Figure contents as structured data

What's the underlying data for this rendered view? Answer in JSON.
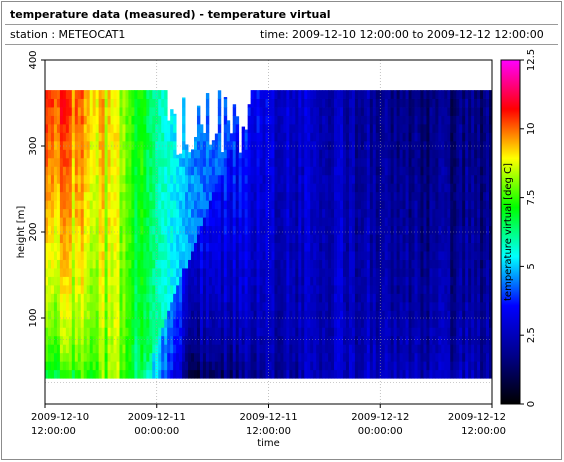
{
  "header": {
    "title": "temperature data (measured) - temperature virtual",
    "station_label": "station : METEOCAT1",
    "time_label": "time: 2009-12-10 12:00:00 to 2009-12-12 12:00:00"
  },
  "chart_data": {
    "type": "heatmap",
    "xlabel": "time",
    "ylabel": "height [m]",
    "colorbar_label": "temperature virtual [deg C]",
    "x_range": [
      "2009-12-10 12:00:00",
      "2009-12-12 12:00:00"
    ],
    "x_ticks": [
      {
        "line1": "2009-12-10",
        "line2": "12:00:00",
        "hours": 0
      },
      {
        "line1": "2009-12-11",
        "line2": "00:00:00",
        "hours": 12
      },
      {
        "line1": "2009-12-11",
        "line2": "12:00:00",
        "hours": 24
      },
      {
        "line1": "2009-12-12",
        "line2": "00:00:00",
        "hours": 36
      },
      {
        "line1": "2009-12-12",
        "line2": "12:00:00",
        "hours": 48
      }
    ],
    "y_ticks": [
      {
        "label": "100",
        "value": 100
      },
      {
        "label": "200",
        "value": 200
      },
      {
        "label": "300",
        "value": 300
      },
      {
        "label": "400",
        "value": 400
      }
    ],
    "ylim": [
      0,
      400
    ],
    "colorbar_ticks": [
      {
        "label": "0",
        "value": 0
      },
      {
        "label": "2.5",
        "value": 2.5
      },
      {
        "label": "5",
        "value": 5
      },
      {
        "label": "7.5",
        "value": 7.5
      },
      {
        "label": "10",
        "value": 10
      },
      {
        "label": "12.5",
        "value": 12.5
      }
    ],
    "clim": [
      0,
      12.5
    ],
    "colormap": [
      "#000000",
      "#00008b",
      "#0000ff",
      "#00ffff",
      "#00ff00",
      "#ffff00",
      "#ff0000",
      "#ff00ff"
    ],
    "data_height_range": [
      30,
      365
    ],
    "grid": true,
    "approximate_profile": {
      "description_hours": [
        0,
        4,
        8,
        12,
        16,
        20,
        24,
        30,
        36,
        42,
        48
      ],
      "surface_temp": [
        6.5,
        7.5,
        8.0,
        5.0,
        1.0,
        1.5,
        2.0,
        2.5,
        2.8,
        2.5,
        2.2
      ],
      "top_temp": [
        10.5,
        10.0,
        8.5,
        6.0,
        4.5,
        4.0,
        3.0,
        2.5,
        2.0,
        1.6,
        1.5
      ]
    }
  }
}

GIVEN EXERCISE:
Repeat the entries exactly and keep the pictures out of the copy.

COMPLETE ANSWER:
What's the underlying data for this rendered view? Answer in JSON.
{
  "header": {
    "title": "temperature data (measured) - temperature virtual",
    "station_label": "station : METEOCAT1",
    "time_label": "time: 2009-12-10 12:00:00 to 2009-12-12 12:00:00"
  },
  "chart_data": {
    "type": "heatmap",
    "xlabel": "time",
    "ylabel": "height [m]",
    "colorbar_label": "temperature virtual [deg C]",
    "x_range": [
      "2009-12-10 12:00:00",
      "2009-12-12 12:00:00"
    ],
    "x_ticks": [
      {
        "line1": "2009-12-10",
        "line2": "12:00:00",
        "hours": 0
      },
      {
        "line1": "2009-12-11",
        "line2": "00:00:00",
        "hours": 12
      },
      {
        "line1": "2009-12-11",
        "line2": "12:00:00",
        "hours": 24
      },
      {
        "line1": "2009-12-12",
        "line2": "00:00:00",
        "hours": 36
      },
      {
        "line1": "2009-12-12",
        "line2": "12:00:00",
        "hours": 48
      }
    ],
    "y_ticks": [
      {
        "label": "100",
        "value": 100
      },
      {
        "label": "200",
        "value": 200
      },
      {
        "label": "300",
        "value": 300
      },
      {
        "label": "400",
        "value": 400
      }
    ],
    "ylim": [
      0,
      400
    ],
    "colorbar_ticks": [
      {
        "label": "0",
        "value": 0
      },
      {
        "label": "2.5",
        "value": 2.5
      },
      {
        "label": "5",
        "value": 5
      },
      {
        "label": "7.5",
        "value": 7.5
      },
      {
        "label": "10",
        "value": 10
      },
      {
        "label": "12.5",
        "value": 12.5
      }
    ],
    "clim": [
      0,
      12.5
    ],
    "colormap": [
      "#000000",
      "#00008b",
      "#0000ff",
      "#00ffff",
      "#00ff00",
      "#ffff00",
      "#ff0000",
      "#ff00ff"
    ],
    "data_height_range": [
      30,
      365
    ],
    "grid": true,
    "approximate_profile": {
      "description_hours": [
        0,
        4,
        8,
        12,
        16,
        20,
        24,
        30,
        36,
        42,
        48
      ],
      "surface_temp": [
        6.5,
        7.5,
        8.0,
        5.0,
        1.0,
        1.5,
        2.0,
        2.5,
        2.8,
        2.5,
        2.2
      ],
      "top_temp": [
        10.5,
        10.0,
        8.5,
        6.0,
        4.5,
        4.0,
        3.0,
        2.5,
        2.0,
        1.6,
        1.5
      ]
    }
  }
}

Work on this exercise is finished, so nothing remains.